Task inputs:
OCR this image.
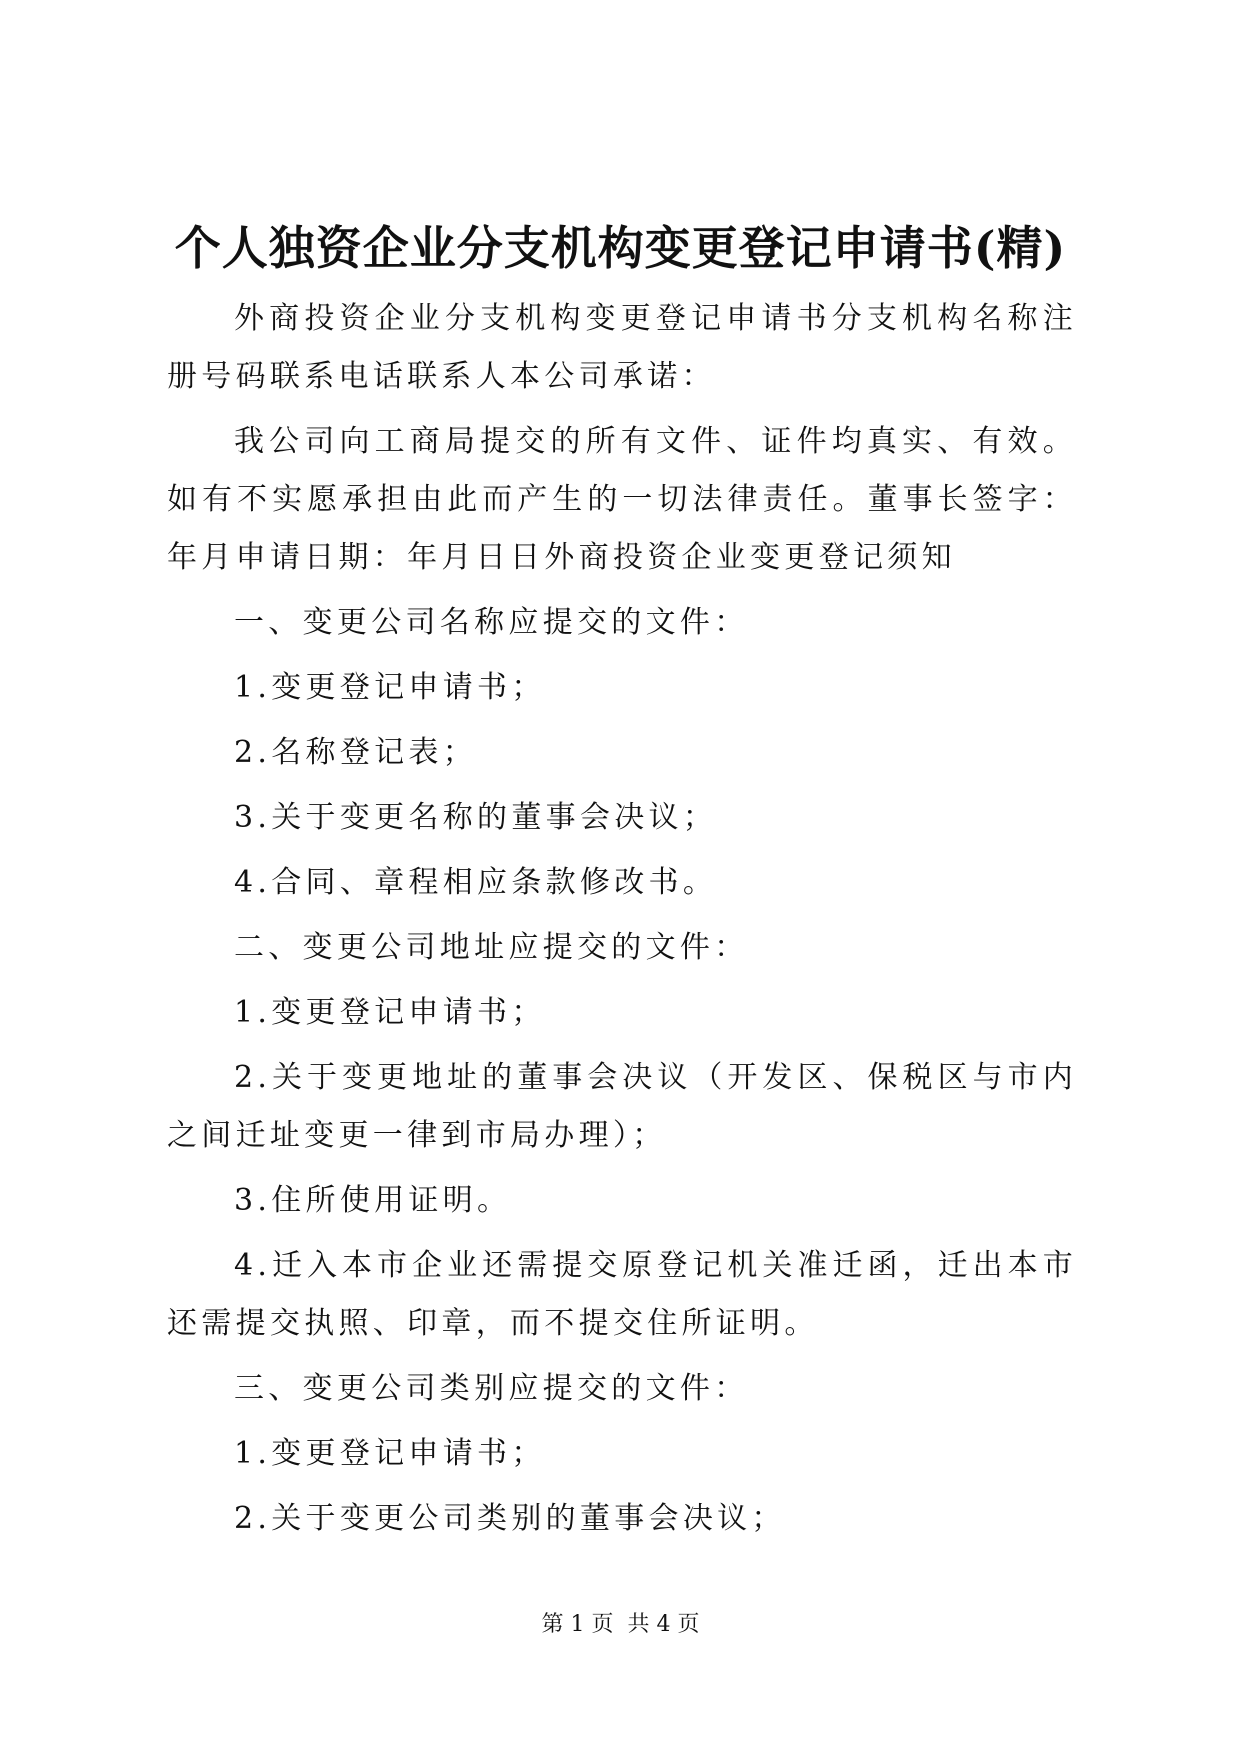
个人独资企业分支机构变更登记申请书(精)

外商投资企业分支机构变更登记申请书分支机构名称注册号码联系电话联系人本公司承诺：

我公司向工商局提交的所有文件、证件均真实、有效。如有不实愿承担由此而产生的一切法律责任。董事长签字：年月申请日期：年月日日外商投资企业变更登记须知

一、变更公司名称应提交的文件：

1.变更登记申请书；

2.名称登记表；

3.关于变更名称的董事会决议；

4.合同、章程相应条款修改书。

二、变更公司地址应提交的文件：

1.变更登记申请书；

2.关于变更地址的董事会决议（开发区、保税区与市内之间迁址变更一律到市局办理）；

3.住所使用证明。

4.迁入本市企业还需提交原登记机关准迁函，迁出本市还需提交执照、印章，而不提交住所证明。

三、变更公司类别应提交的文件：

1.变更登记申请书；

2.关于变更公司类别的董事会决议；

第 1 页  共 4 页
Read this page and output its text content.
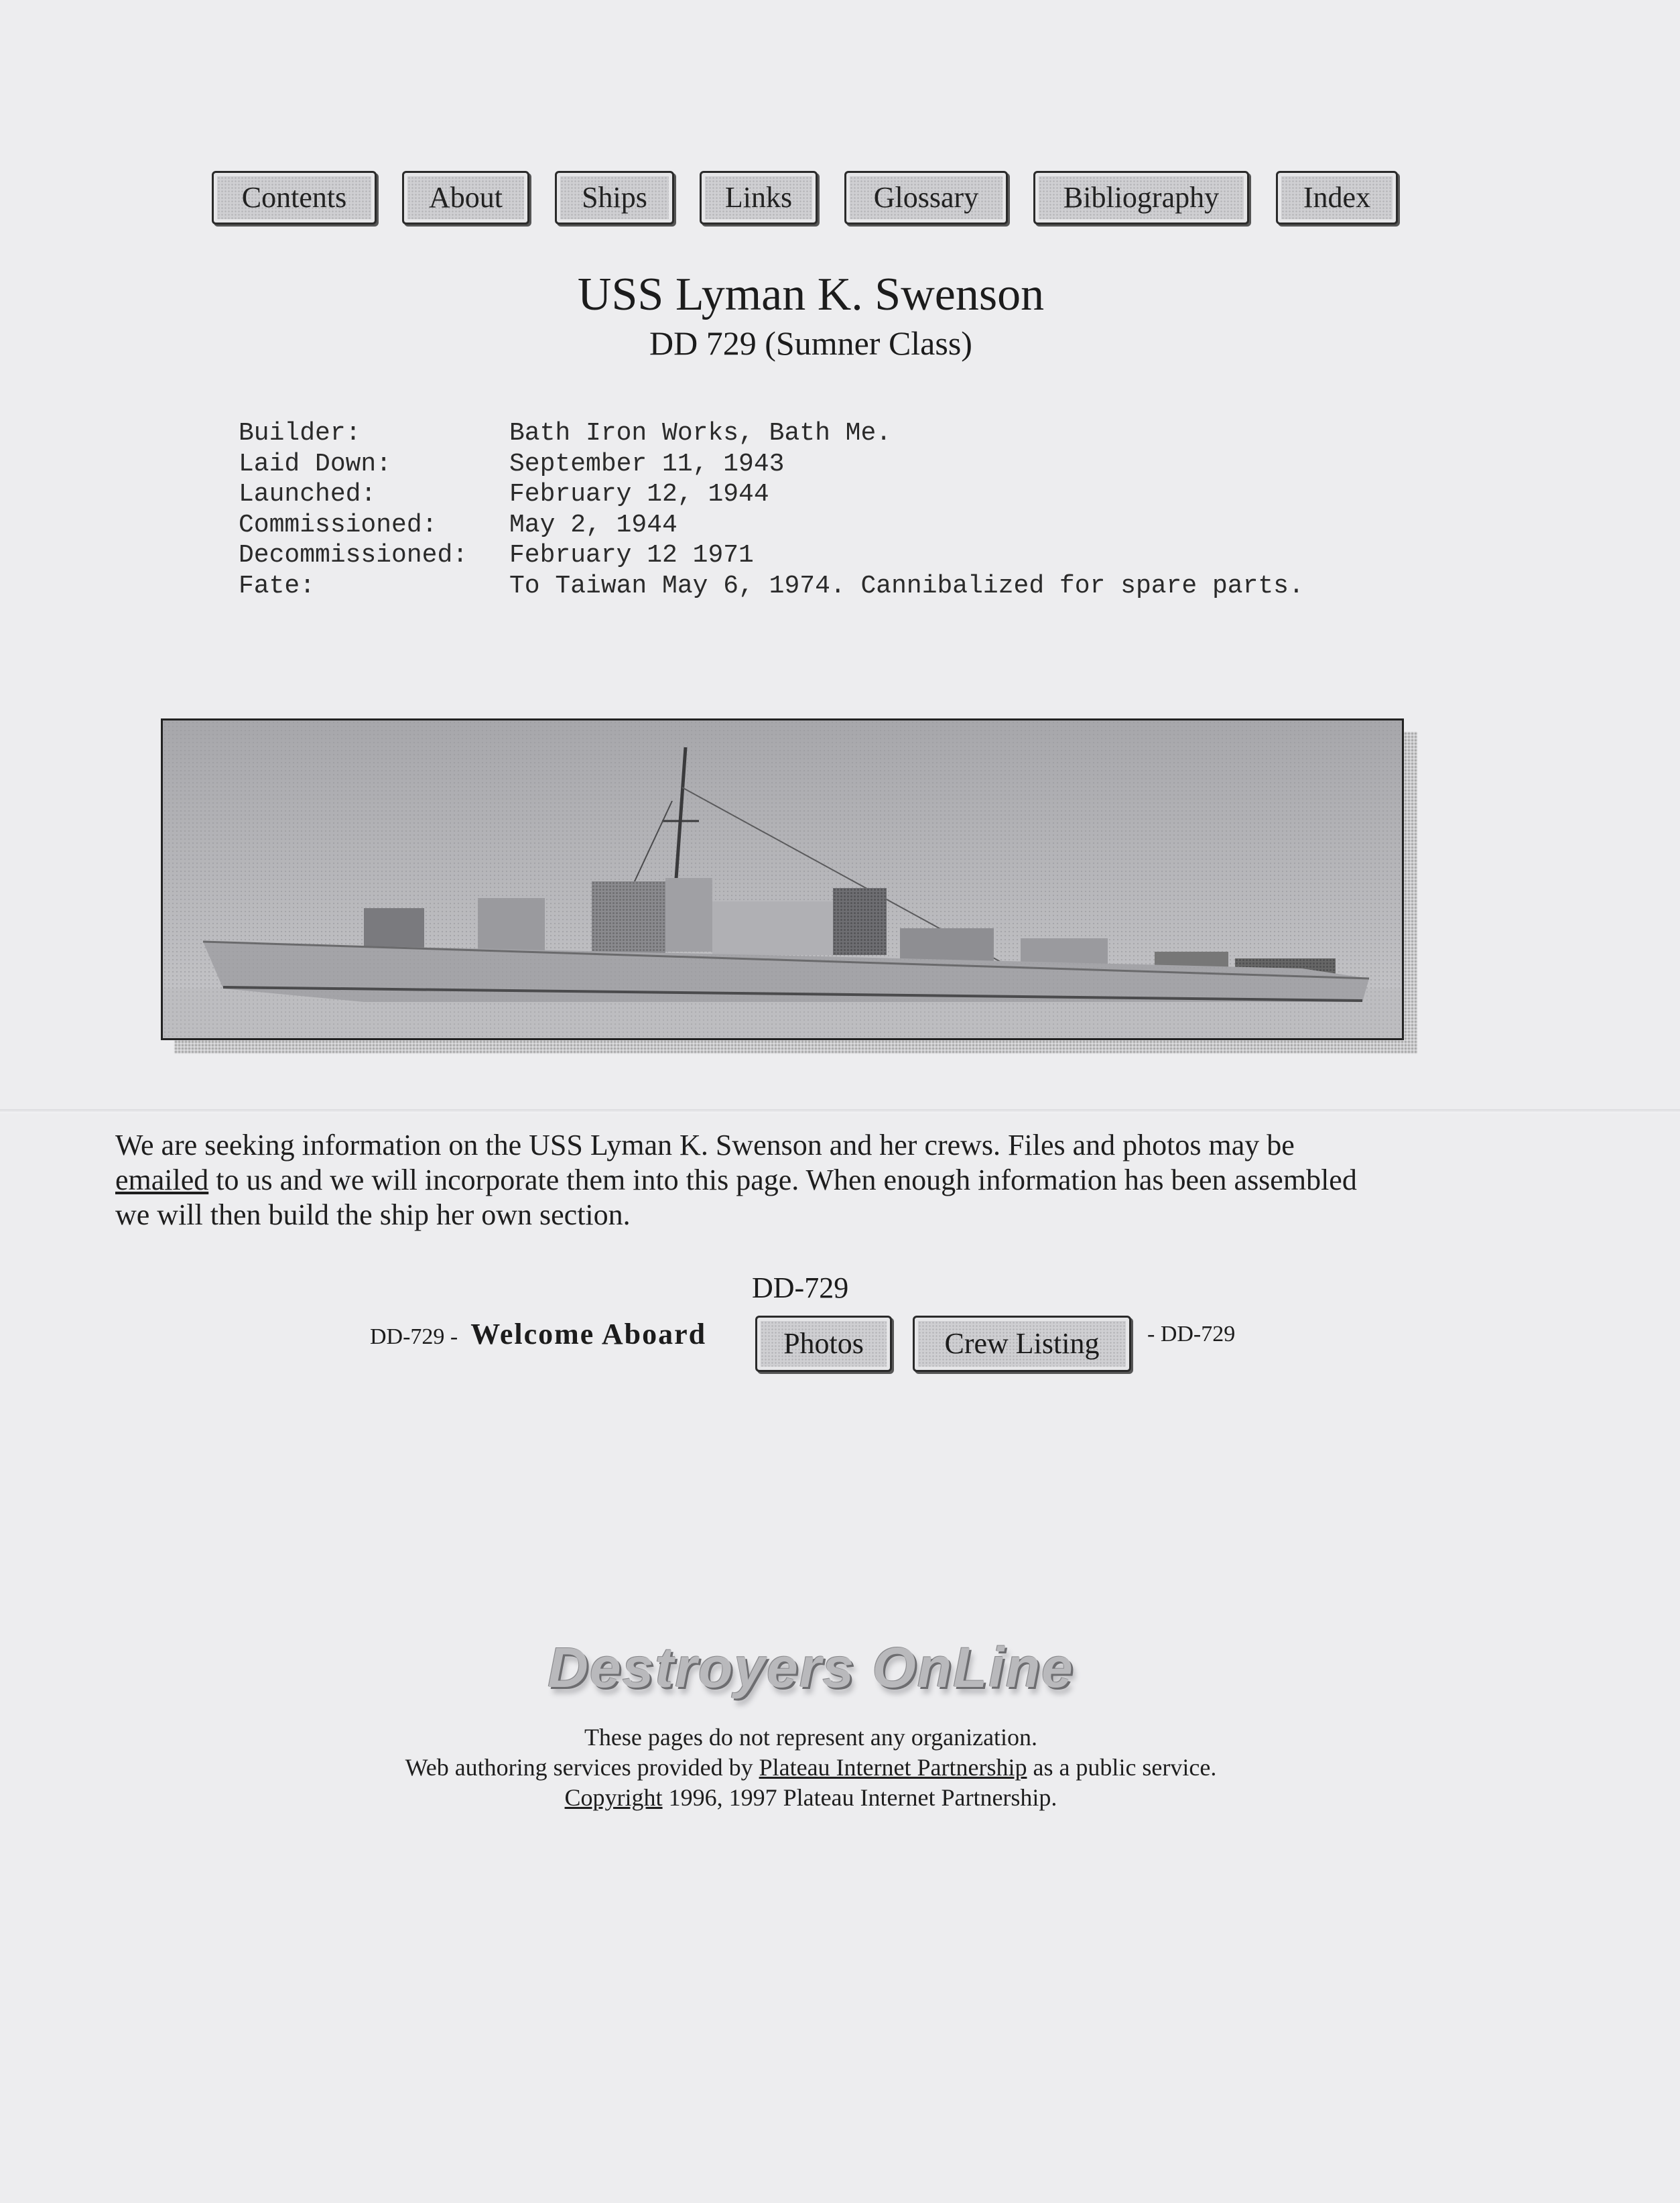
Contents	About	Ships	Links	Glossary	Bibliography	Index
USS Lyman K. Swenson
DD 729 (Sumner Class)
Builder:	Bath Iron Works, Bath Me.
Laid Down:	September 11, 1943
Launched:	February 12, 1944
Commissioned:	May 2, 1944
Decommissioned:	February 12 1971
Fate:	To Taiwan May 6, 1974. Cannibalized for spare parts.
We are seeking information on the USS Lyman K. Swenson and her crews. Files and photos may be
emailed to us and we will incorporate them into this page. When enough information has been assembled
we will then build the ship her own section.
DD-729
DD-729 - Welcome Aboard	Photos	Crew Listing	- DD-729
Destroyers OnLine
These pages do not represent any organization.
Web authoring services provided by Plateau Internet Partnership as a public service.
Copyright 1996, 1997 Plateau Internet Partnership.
==
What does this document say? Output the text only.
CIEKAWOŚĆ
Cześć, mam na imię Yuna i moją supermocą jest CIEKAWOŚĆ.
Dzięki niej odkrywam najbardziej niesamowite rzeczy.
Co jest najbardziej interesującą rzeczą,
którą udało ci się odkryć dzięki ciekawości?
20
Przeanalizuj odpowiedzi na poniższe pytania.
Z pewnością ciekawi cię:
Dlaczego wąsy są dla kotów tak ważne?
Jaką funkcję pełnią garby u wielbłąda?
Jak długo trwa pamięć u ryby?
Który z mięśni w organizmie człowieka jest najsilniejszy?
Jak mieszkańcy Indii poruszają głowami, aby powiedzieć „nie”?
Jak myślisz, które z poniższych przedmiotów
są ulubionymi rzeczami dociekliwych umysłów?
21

Short exercise:
Collect each line containing the string "najbardziej".

Task answer:
Dzięki niej odkrywam najbardziej niesamowite rzeczy.
Co jest najbardziej interesującą rzeczą,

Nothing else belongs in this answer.